Find each line containing the string "Regional". Copy it.

— BEGIN Data section —

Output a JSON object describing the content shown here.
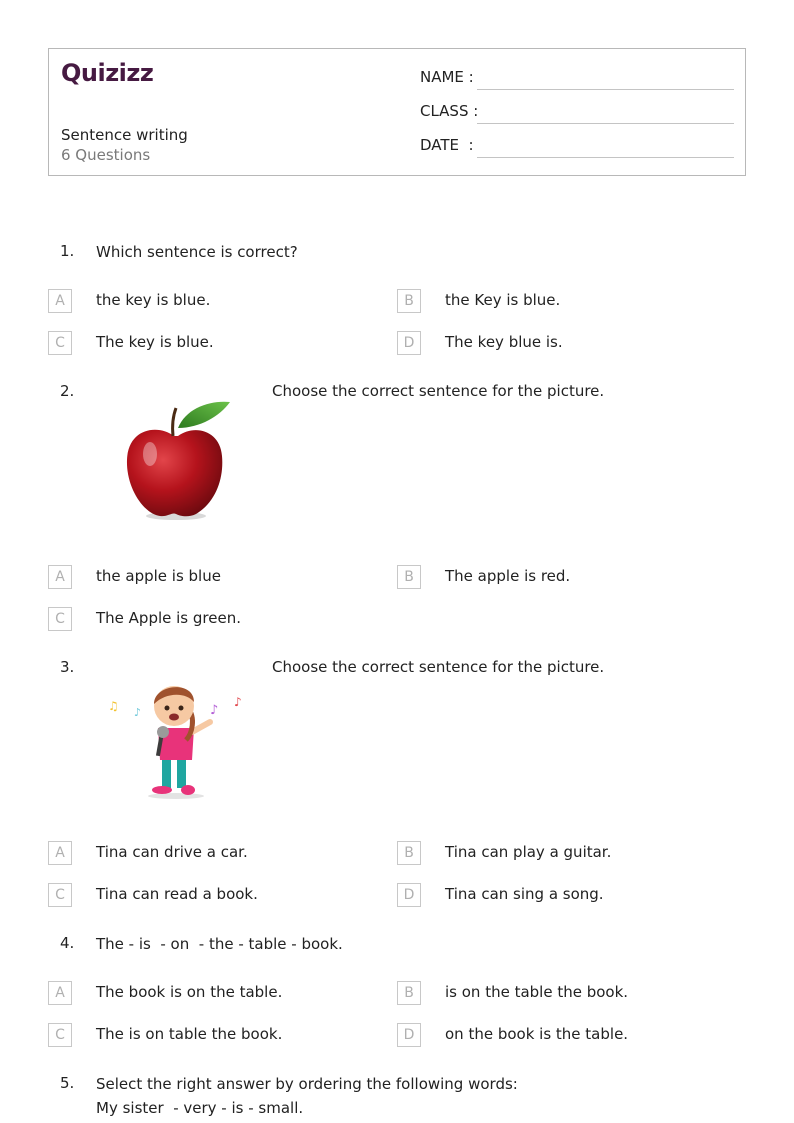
{
  "header": {
    "logo": "Quizizz",
    "worksheet_title": "Sentence writing",
    "question_count": "6 Questions",
    "fields": {
      "name_label": "NAME :",
      "class_label": "CLASS :",
      "date_label": "DATE  :"
    }
  },
  "colors": {
    "brand": "#461a42",
    "option_box_border": "#c8c8c8",
    "option_letter": "#b0b0b0"
  },
  "questions": [
    {
      "number": "1.",
      "text": "Which sentence is correct?",
      "options": [
        {
          "letter": "A",
          "text": "the key is blue."
        },
        {
          "letter": "B",
          "text": "the Key is blue."
        },
        {
          "letter": "C",
          "text": "The key is blue."
        },
        {
          "letter": "D",
          "text": "The key blue is."
        }
      ]
    },
    {
      "number": "2.",
      "text": "Choose the correct sentence for the picture.",
      "image": "red-apple",
      "options": [
        {
          "letter": "A",
          "text": "the apple is blue"
        },
        {
          "letter": "B",
          "text": "The apple is red."
        },
        {
          "letter": "C",
          "text": "The Apple is green."
        }
      ]
    },
    {
      "number": "3.",
      "text": "Choose the correct sentence for the picture.",
      "image": "girl-singing-with-microphone",
      "options": [
        {
          "letter": "A",
          "text": "Tina can drive a car."
        },
        {
          "letter": "B",
          "text": "Tina can play a guitar."
        },
        {
          "letter": "C",
          "text": "Tina can read a book."
        },
        {
          "letter": "D",
          "text": "Tina can sing a song."
        }
      ]
    },
    {
      "number": "4.",
      "text": "The - is  - on  - the - table - book.",
      "options": [
        {
          "letter": "A",
          "text": "The book is on the table."
        },
        {
          "letter": "B",
          "text": "is on the table the book."
        },
        {
          "letter": "C",
          "text": "The is on table the book."
        },
        {
          "letter": "D",
          "text": "on the book is the table."
        }
      ]
    },
    {
      "number": "5.",
      "text": "Select the right answer by ordering the following words:",
      "text_line2": "My sister  - very - is - small."
    }
  ]
}
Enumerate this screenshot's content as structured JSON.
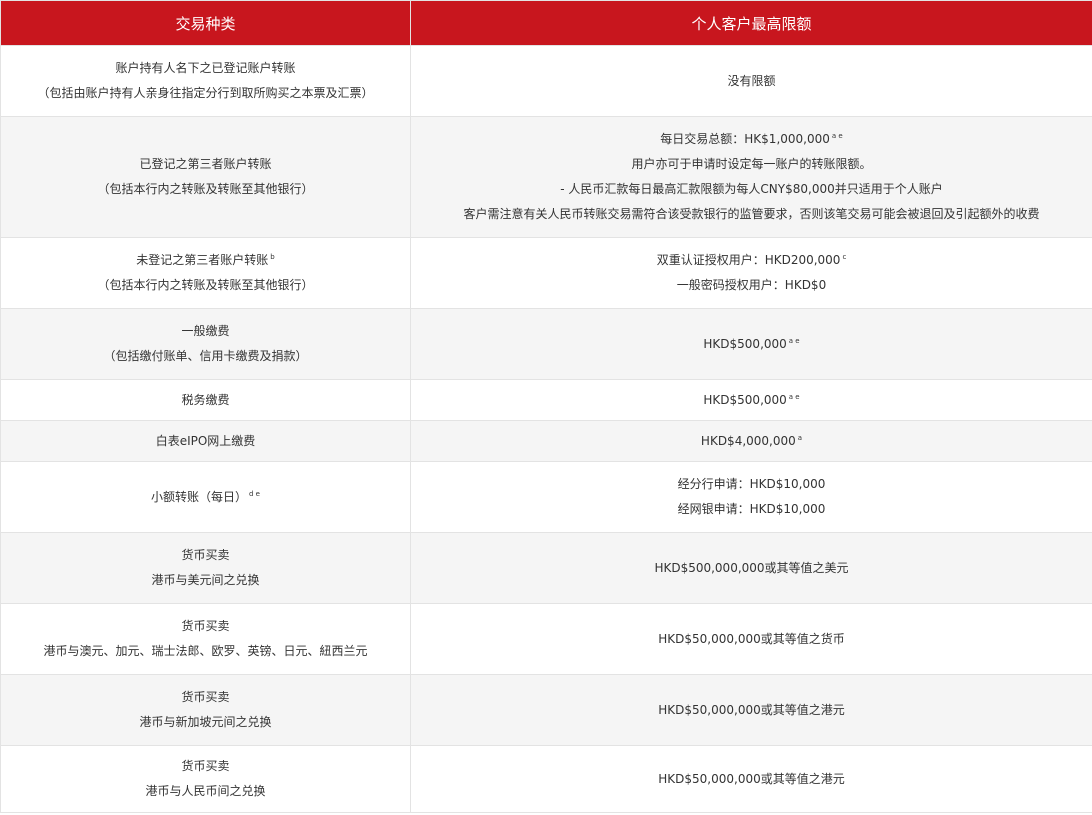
{
  "header": {
    "col1": "交易种类",
    "col2": "个人客户最高限额"
  },
  "rows": [
    {
      "type": [
        {
          "text": "账户持有人名下之已登记账户转账"
        },
        {
          "text": "（包括由账户持有人亲身往指定分行到取所购买之本票及汇票）"
        }
      ],
      "limit": [
        {
          "text": "没有限额"
        }
      ]
    },
    {
      "type": [
        {
          "text": "已登记之第三者账户转账"
        },
        {
          "text": "（包括本行内之转账及转账至其他银行）"
        }
      ],
      "limit": [
        {
          "text": "每日交易总额：HK$1,000,000",
          "sup": "a e"
        },
        {
          "text": "用户亦可于申请时设定每一账户的转账限额。"
        },
        {
          "text": "- 人民币汇款每日最高汇款限额为每人CNY$80,000并只适用于个人账户"
        },
        {
          "text": "客户需注意有关人民币转账交易需符合该受款银行的监管要求，否则该笔交易可能会被退回及引起额外的收费"
        }
      ]
    },
    {
      "type": [
        {
          "text": "未登记之第三者账户转账",
          "sup": "b"
        },
        {
          "text": "（包括本行内之转账及转账至其他银行）"
        }
      ],
      "limit": [
        {
          "text": "双重认证授权用户：HKD200,000",
          "sup": "c"
        },
        {
          "text": "一般密码授权用户：HKD$0"
        }
      ]
    },
    {
      "type": [
        {
          "text": "一般缴费"
        },
        {
          "text": "（包括缴付账单、信用卡缴费及捐款）"
        }
      ],
      "limit": [
        {
          "text": "HKD$500,000",
          "sup": "a e"
        }
      ]
    },
    {
      "type": [
        {
          "text": "税务缴费"
        }
      ],
      "limit": [
        {
          "text": "HKD$500,000",
          "sup": "a e"
        }
      ]
    },
    {
      "type": [
        {
          "text": "白表eIPO网上缴费"
        }
      ],
      "limit": [
        {
          "text": "HKD$4,000,000",
          "sup": "a"
        }
      ]
    },
    {
      "type": [
        {
          "text": "小额转账（每日）",
          "sup": "d e"
        }
      ],
      "limit": [
        {
          "text": "经分行申请：HKD$10,000"
        },
        {
          "text": "经网银申请：HKD$10,000"
        }
      ]
    },
    {
      "type": [
        {
          "text": "货币买卖"
        },
        {
          "text": "港币与美元间之兑换"
        }
      ],
      "limit": [
        {
          "text": "HKD$500,000,000或其等值之美元"
        }
      ]
    },
    {
      "type": [
        {
          "text": "货币买卖"
        },
        {
          "text": "港币与澳元、加元、瑞士法郎、欧罗、英镑、日元、紐西兰元"
        }
      ],
      "limit": [
        {
          "text": "HKD$50,000,000或其等值之货币"
        }
      ]
    },
    {
      "type": [
        {
          "text": "货币买卖"
        },
        {
          "text": "港币与新加坡元间之兑换"
        }
      ],
      "limit": [
        {
          "text": "HKD$50,000,000或其等值之港元"
        }
      ]
    },
    {
      "type": [
        {
          "text": "货币买卖"
        },
        {
          "text": "港币与人民币间之兑换"
        }
      ],
      "limit": [
        {
          "text": "HKD$50,000,000或其等值之港元"
        }
      ]
    }
  ]
}
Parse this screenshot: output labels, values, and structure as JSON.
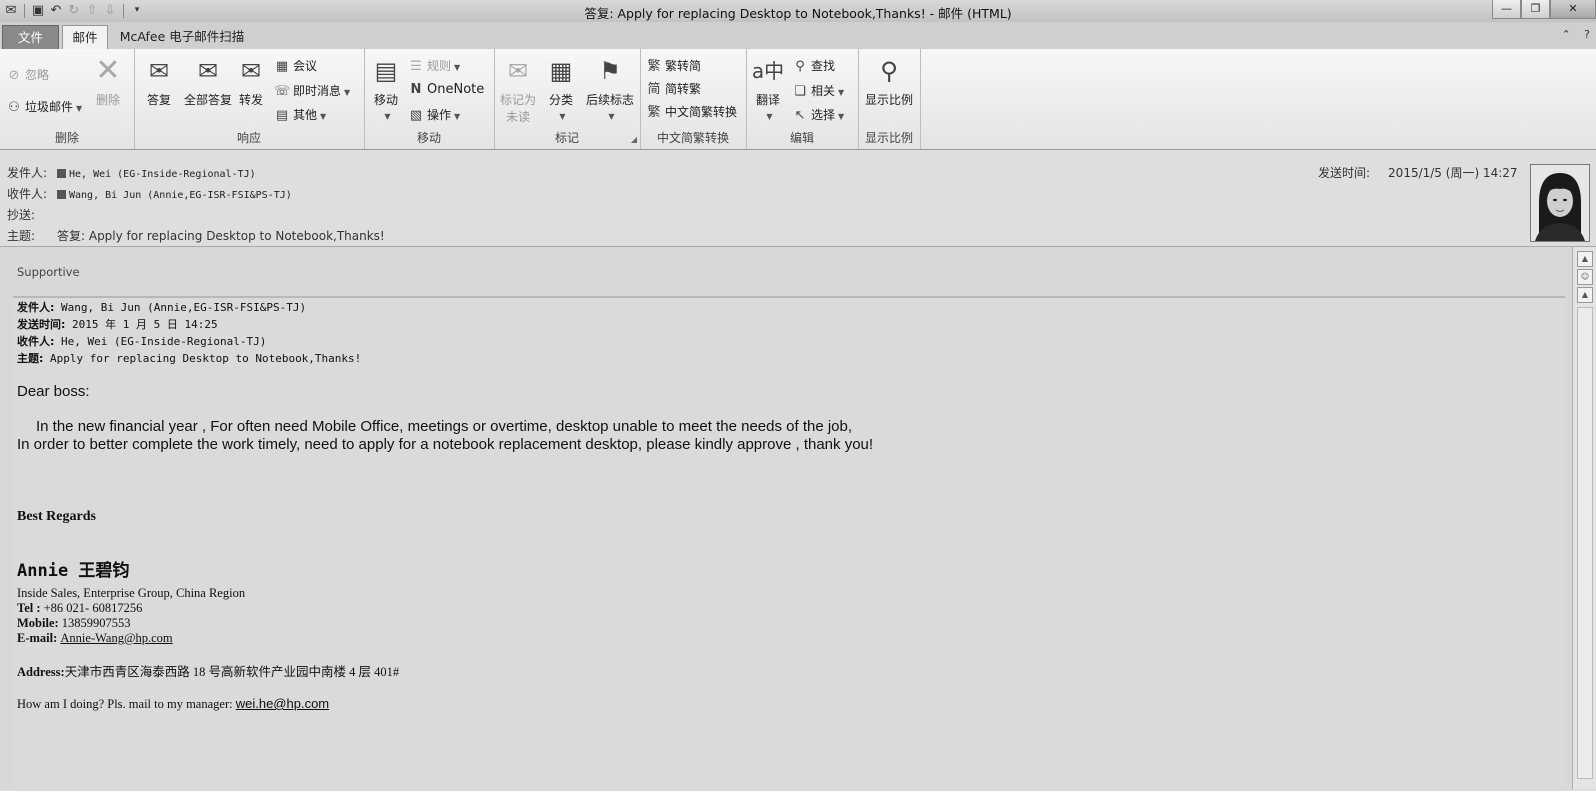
{
  "window": {
    "title": "答复: Apply for replacing Desktop to Notebook,Thanks!  - 邮件 (HTML)"
  },
  "tabs": [
    {
      "label": "文件"
    },
    {
      "label": "邮件"
    },
    {
      "label": "McAfee 电子邮件扫描"
    }
  ],
  "ribbon": {
    "delete_group": {
      "name": "删除",
      "ignore": "忽略",
      "junk": "垃圾邮件",
      "delete": "删除"
    },
    "respond_group": {
      "name": "响应",
      "reply": "答复",
      "reply_all": "全部答复",
      "forward": "转发",
      "meeting": "会议",
      "im": "即时消息",
      "more": "其他"
    },
    "move_group": {
      "name": "移动",
      "move": "移动",
      "rules": "规则",
      "onenote": "OneNote",
      "actions": "操作"
    },
    "tags_group": {
      "name": "标记",
      "mark_unread_1": "标记为",
      "mark_unread_2": "未读",
      "categorize": "分类",
      "followup": "后续标志"
    },
    "chinese_group": {
      "name": "中文简繁转换",
      "to_simplified": "繁转简",
      "to_traditional": "简转繁",
      "convert": "中文简繁转换"
    },
    "edit_group": {
      "name": "编辑",
      "translate": "翻译",
      "find": "查找",
      "related": "相关",
      "select": "选择"
    },
    "zoom_group": {
      "name": "显示比例",
      "zoom": "显示比例"
    }
  },
  "header": {
    "from_label": "发件人:",
    "from_value": "He, Wei (EG-Inside-Regional-TJ)",
    "to_label": "收件人:",
    "to_value": "Wang, Bi Jun (Annie,EG-ISR-FSI&PS-TJ)",
    "cc_label": "抄送:",
    "subject_label": "主题:",
    "subject_value": "答复: Apply for replacing Desktop to Notebook,Thanks!",
    "sent_label": "发送时间:",
    "sent_value": "2015/1/5 (周一) 14:27"
  },
  "body": {
    "reply_text": "Supportive",
    "quote": {
      "from_label": "发件人:",
      "from_value": " Wang, Bi Jun (Annie,EG-ISR-FSI&PS-TJ)",
      "sent_label": "发送时间:",
      "sent_value": " 2015 年 1 月 5 日 14:25",
      "to_label": "收件人:",
      "to_value": " He, Wei (EG-Inside-Regional-TJ)",
      "subject_label": "主题:",
      "subject_value": " Apply for replacing Desktop to Notebook,Thanks!"
    },
    "greeting": "Dear  boss:",
    "para1": "In the new financial year , For often need  Mobile Office, meetings or overtime, desktop unable to meet the needs of the job,",
    "para2": "In order to better complete the work timely, need to apply for a notebook replacement desktop, please kindly approve , thank you!",
    "regards": "Best Regards",
    "sig_name": "Annie 王碧钧",
    "sig_dept": "Inside Sales,  Enterprise Group, China Region",
    "tel_label": "Tel : ",
    "tel_value": "+86 021- 60817256",
    "mobile_label": "Mobile: ",
    "mobile_value": "13859907553",
    "email_label": "E-mail: ",
    "email_value": "Annie-Wang@hp.com",
    "address_label": "Address:",
    "address_value": "天津市西青区海泰西路 18 号高新软件产业园中南楼 4 层 401#",
    "feedback_text": "How am I doing? Pls. mail to my manager: ",
    "feedback_link": "wei.he@hp.com"
  }
}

— END Data section —

Solution to this task ::
    "from_value": "He, Wei (EG-Inside-Regional-TJ)",
      "to_value": " He, Wei (EG-Inside-Regional-TJ)",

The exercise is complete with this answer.